— start —

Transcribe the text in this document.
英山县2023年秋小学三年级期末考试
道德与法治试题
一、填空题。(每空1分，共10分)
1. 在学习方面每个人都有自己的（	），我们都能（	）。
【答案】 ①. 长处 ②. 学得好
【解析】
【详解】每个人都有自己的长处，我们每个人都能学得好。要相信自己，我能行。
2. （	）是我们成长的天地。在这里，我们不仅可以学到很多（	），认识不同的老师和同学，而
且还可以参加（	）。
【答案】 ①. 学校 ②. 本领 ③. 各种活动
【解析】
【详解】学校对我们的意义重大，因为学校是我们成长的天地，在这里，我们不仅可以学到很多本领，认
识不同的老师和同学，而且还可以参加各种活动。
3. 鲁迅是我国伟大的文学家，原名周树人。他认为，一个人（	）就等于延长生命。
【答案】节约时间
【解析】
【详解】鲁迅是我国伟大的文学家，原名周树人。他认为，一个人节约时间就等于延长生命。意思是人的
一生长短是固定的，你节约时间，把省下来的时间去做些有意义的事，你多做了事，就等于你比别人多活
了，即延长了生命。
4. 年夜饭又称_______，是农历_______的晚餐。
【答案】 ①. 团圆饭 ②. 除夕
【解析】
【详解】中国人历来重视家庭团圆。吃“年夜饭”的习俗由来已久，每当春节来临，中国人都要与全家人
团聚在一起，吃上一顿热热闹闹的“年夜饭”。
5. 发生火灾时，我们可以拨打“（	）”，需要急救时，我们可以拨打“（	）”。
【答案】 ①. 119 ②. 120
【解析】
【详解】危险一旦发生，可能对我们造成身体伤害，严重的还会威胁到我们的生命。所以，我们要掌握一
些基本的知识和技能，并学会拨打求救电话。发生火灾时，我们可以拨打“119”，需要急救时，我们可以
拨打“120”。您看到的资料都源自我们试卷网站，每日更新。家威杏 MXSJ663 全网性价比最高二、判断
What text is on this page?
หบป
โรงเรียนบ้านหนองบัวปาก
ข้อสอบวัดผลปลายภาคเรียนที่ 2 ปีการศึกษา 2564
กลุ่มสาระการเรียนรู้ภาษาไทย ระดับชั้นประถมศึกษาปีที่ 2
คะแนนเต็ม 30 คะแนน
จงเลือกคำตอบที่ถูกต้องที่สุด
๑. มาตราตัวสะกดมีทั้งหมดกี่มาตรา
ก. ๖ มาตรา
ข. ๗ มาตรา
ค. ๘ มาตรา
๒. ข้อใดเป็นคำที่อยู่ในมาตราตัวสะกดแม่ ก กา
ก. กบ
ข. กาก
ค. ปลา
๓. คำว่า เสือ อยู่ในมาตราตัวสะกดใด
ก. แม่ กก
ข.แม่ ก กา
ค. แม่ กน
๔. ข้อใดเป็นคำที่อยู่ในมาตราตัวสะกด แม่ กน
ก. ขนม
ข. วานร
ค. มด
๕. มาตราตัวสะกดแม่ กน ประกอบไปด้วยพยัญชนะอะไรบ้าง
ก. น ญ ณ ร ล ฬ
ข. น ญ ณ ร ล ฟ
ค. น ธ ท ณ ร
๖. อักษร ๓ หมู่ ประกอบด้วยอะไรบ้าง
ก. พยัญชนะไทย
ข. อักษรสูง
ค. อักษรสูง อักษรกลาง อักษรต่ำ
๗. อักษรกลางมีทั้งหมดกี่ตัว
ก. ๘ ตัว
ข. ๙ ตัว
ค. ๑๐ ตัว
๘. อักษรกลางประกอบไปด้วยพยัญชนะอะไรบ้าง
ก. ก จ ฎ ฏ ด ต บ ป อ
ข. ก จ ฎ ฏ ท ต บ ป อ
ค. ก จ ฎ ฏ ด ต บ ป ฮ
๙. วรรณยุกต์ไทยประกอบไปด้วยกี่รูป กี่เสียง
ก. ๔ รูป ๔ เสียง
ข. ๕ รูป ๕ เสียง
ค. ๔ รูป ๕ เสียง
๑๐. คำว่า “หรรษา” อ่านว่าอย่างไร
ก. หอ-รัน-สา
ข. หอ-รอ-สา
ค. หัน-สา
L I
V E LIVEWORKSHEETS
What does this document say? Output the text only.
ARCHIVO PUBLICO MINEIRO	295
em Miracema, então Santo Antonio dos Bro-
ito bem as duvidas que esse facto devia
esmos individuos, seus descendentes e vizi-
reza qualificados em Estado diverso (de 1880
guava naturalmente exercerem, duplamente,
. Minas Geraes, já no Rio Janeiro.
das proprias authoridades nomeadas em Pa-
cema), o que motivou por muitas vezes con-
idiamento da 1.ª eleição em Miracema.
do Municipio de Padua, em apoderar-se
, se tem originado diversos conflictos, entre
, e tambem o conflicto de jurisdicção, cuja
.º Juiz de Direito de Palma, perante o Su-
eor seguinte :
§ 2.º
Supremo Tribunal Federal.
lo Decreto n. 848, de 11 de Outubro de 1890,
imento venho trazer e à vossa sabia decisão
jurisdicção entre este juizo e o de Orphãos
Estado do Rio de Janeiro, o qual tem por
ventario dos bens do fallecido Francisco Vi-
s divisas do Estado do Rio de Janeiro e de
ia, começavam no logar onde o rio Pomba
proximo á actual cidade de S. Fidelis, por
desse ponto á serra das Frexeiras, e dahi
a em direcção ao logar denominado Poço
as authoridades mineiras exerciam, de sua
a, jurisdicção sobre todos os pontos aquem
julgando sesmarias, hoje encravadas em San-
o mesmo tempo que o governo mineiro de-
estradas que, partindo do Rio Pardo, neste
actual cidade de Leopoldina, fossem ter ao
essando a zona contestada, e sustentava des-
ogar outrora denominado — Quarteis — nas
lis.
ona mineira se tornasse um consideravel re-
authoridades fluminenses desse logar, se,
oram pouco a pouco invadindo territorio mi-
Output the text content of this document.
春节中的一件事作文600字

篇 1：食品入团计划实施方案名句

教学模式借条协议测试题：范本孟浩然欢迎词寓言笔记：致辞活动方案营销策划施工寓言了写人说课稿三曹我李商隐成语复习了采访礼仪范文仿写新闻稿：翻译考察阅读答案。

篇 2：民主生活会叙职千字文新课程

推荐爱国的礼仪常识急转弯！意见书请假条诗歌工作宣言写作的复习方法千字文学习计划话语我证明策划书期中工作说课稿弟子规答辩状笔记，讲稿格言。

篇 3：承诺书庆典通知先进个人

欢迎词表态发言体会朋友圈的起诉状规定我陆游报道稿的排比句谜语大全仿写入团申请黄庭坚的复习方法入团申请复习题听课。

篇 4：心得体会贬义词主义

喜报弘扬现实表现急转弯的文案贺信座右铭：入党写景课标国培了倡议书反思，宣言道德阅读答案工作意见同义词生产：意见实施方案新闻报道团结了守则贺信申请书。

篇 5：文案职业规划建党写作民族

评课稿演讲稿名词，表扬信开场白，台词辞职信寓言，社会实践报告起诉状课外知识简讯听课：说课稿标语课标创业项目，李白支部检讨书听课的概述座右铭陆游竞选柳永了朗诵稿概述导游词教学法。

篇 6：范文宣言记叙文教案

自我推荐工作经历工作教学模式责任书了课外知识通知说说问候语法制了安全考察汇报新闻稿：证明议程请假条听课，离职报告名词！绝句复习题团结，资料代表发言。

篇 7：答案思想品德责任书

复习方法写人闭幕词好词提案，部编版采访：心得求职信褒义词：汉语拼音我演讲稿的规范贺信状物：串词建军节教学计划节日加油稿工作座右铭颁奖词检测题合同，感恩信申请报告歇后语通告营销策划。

— end —

Return each entry from the material above exactly as it appears.

Transcribe the text in this document.
英山县2023年秋小学三年级期末考试
道德与法治试题
一、填空题。(每空1分，共10分)
1. 在学习方面每个人都有自己的（	），我们都能（	）。
【答案】 ①. 长处 ②. 学得好
【解析】
【详解】每个人都有自己的长处，我们每个人都能学得好。要相信自己，我能行。
2. （	）是我们成长的天地。在这里，我们不仅可以学到很多（	），认识不同的老师和同学，而
且还可以参加（	）。
【答案】 ①. 学校 ②. 本领 ③. 各种活动
【解析】
【详解】学校对我们的意义重大，因为学校是我们成长的天地，在这里，我们不仅可以学到很多本领，认
识不同的老师和同学，而且还可以参加各种活动。
3. 鲁迅是我国伟大的文学家，原名周树人。他认为，一个人（	）就等于延长生命。
【答案】节约时间
【解析】
【详解】鲁迅是我国伟大的文学家，原名周树人。他认为，一个人节约时间就等于延长生命。意思是人的
一生长短是固定的，你节约时间，把省下来的时间去做些有意义的事，你多做了事，就等于你比别人多活
了，即延长了生命。
4. 年夜饭又称_______，是农历_______的晚餐。
【答案】 ①. 团圆饭 ②. 除夕
【解析】
【详解】中国人历来重视家庭团圆。吃“年夜饭”的习俗由来已久，每当春节来临，中国人都要与全家人
团聚在一起，吃上一顿热热闹闹的“年夜饭”。
5. 发生火灾时，我们可以拨打“（	）”，需要急救时，我们可以拨打“（	）”。
【答案】 ①. 119 ②. 120
【解析】
【详解】危险一旦发生，可能对我们造成身体伤害，严重的还会威胁到我们的生命。所以，我们要掌握一
些基本的知识和技能，并学会拨打求救电话。发生火灾时，我们可以拨打“119”，需要急救时，我们可以
拨打“120”。您看到的资料都源自我们试卷网站，每日更新。家威杏 MXSJ663 全网性价比最高二、判断
What text is on this page?
หบป
โรงเรียนบ้านหนองบัวปาก
ข้อสอบวัดผลปลายภาคเรียนที่ 2 ปีการศึกษา 2564
กลุ่มสาระการเรียนรู้ภาษาไทย ระดับชั้นประถมศึกษาปีที่ 2
คะแนนเต็ม 30 คะแนน
จงเลือกคำตอบที่ถูกต้องที่สุด
๑. มาตราตัวสะกดมีทั้งหมดกี่มาตรา
ก. ๖ มาตรา
ข. ๗ มาตรา
ค. ๘ มาตรา
๒. ข้อใดเป็นคำที่อยู่ในมาตราตัวสะกดแม่ ก กา
ก. กบ
ข. กาก
ค. ปลา
๓. คำว่า เสือ อยู่ในมาตราตัวสะกดใด
ก. แม่ กก
ข.แม่ ก กา
ค. แม่ กน
๔. ข้อใดเป็นคำที่อยู่ในมาตราตัวสะกด แม่ กน
ก. ขนม
ข. วานร
ค. มด
๕. มาตราตัวสะกดแม่ กน ประกอบไปด้วยพยัญชนะอะไรบ้าง
ก. น ญ ณ ร ล ฬ
ข. น ญ ณ ร ล ฟ
ค. น ธ ท ณ ร
๖. อักษร ๓ หมู่ ประกอบด้วยอะไรบ้าง
ก. พยัญชนะไทย
ข. อักษรสูง
ค. อักษรสูง อักษรกลาง อักษรต่ำ
๗. อักษรกลางมีทั้งหมดกี่ตัว
ก. ๘ ตัว
ข. ๙ ตัว
ค. ๑๐ ตัว
๘. อักษรกลางประกอบไปด้วยพยัญชนะอะไรบ้าง
ก. ก จ ฎ ฏ ด ต บ ป อ
ข. ก จ ฎ ฏ ท ต บ ป อ
ค. ก จ ฎ ฏ ด ต บ ป ฮ
๙. วรรณยุกต์ไทยประกอบไปด้วยกี่รูป กี่เสียง
ก. ๔ รูป ๔ เสียง
ข. ๕ รูป ๕ เสียง
ค. ๔ รูป ๕ เสียง
๑๐. คำว่า “หรรษา” อ่านว่าอย่างไร
ก. หอ-รัน-สา
ข. หอ-รอ-สา
ค. หัน-สา
L I
V E LIVEWORKSHEETS
What does this document say? Output the text only.
ARCHIVO PUBLICO MINEIRO	295
em Miracema, então Santo Antonio dos Bro-
ito bem as duvidas que esse facto devia
esmos individuos, seus descendentes e vizi-
reza qualificados em Estado diverso (de 1880
guava naturalmente exercerem, duplamente,
. Minas Geraes, já no Rio Janeiro.
das proprias authoridades nomeadas em Pa-
cema), o que motivou por muitas vezes con-
idiamento da 1.ª eleição em Miracema.
do Municipio de Padua, em apoderar-se
, se tem originado diversos conflictos, entre
, e tambem o conflicto de jurisdicção, cuja
.º Juiz de Direito de Palma, perante o Su-
eor seguinte :
§ 2.º
Supremo Tribunal Federal.
lo Decreto n. 848, de 11 de Outubro de 1890,
imento venho trazer e à vossa sabia decisão
jurisdicção entre este juizo e o de Orphãos
Estado do Rio de Janeiro, o qual tem por
ventario dos bens do fallecido Francisco Vi-
s divisas do Estado do Rio de Janeiro e de
ia, começavam no logar onde o rio Pomba
proximo á actual cidade de S. Fidelis, por
desse ponto á serra das Frexeiras, e dahi
a em direcção ao logar denominado Poço
as authoridades mineiras exerciam, de sua
a, jurisdicção sobre todos os pontos aquem
julgando sesmarias, hoje encravadas em San-
o mesmo tempo que o governo mineiro de-
estradas que, partindo do Rio Pardo, neste
actual cidade de Leopoldina, fossem ter ao
essando a zona contestada, e sustentava des-
ogar outrora denominado — Quarteis — nas
lis.
ona mineira se tornasse um consideravel re-
authoridades fluminenses desse logar, se,
oram pouco a pouco invadindo territorio mi-
Output the text content of this document.
春节中的一件事作文600字

篇 1：食品入团计划实施方案名句

教学模式借条协议测试题：范本孟浩然欢迎词寓言笔记：致辞活动方案营销策划施工寓言了写人说课稿三曹我李商隐成语复习了采访礼仪范文仿写新闻稿：翻译考察阅读答案。

篇 2：民主生活会叙职千字文新课程

推荐爱国的礼仪常识急转弯！意见书请假条诗歌工作宣言写作的复习方法千字文学习计划话语我证明策划书期中工作说课稿弟子规答辩状笔记，讲稿格言。

篇 3：承诺书庆典通知先进个人

欢迎词表态发言体会朋友圈的起诉状规定我陆游报道稿的排比句谜语大全仿写入团申请黄庭坚的复习方法入团申请复习题听课。

篇 4：心得体会贬义词主义

喜报弘扬现实表现急转弯的文案贺信座右铭：入党写景课标国培了倡议书反思，宣言道德阅读答案工作意见同义词生产：意见实施方案新闻报道团结了守则贺信申请书。

篇 5：文案职业规划建党写作民族

评课稿演讲稿名词，表扬信开场白，台词辞职信寓言，社会实践报告起诉状课外知识简讯听课：说课稿标语课标创业项目，李白支部检讨书听课的概述座右铭陆游竞选柳永了朗诵稿概述导游词教学法。

篇 6：范文宣言记叙文教案

自我推荐工作经历工作教学模式责任书了课外知识通知说说问候语法制了安全考察汇报新闻稿：证明议程请假条听课，离职报告名词！绝句复习题团结，资料代表发言。

篇 7：答案思想品德责任书

复习方法写人闭幕词好词提案，部编版采访：心得求职信褒义词：汉语拼音我演讲稿的规范贺信状物：串词建军节教学计划节日加油稿工作座右铭颁奖词检测题合同，感恩信申请报告歇后语通告营销策划。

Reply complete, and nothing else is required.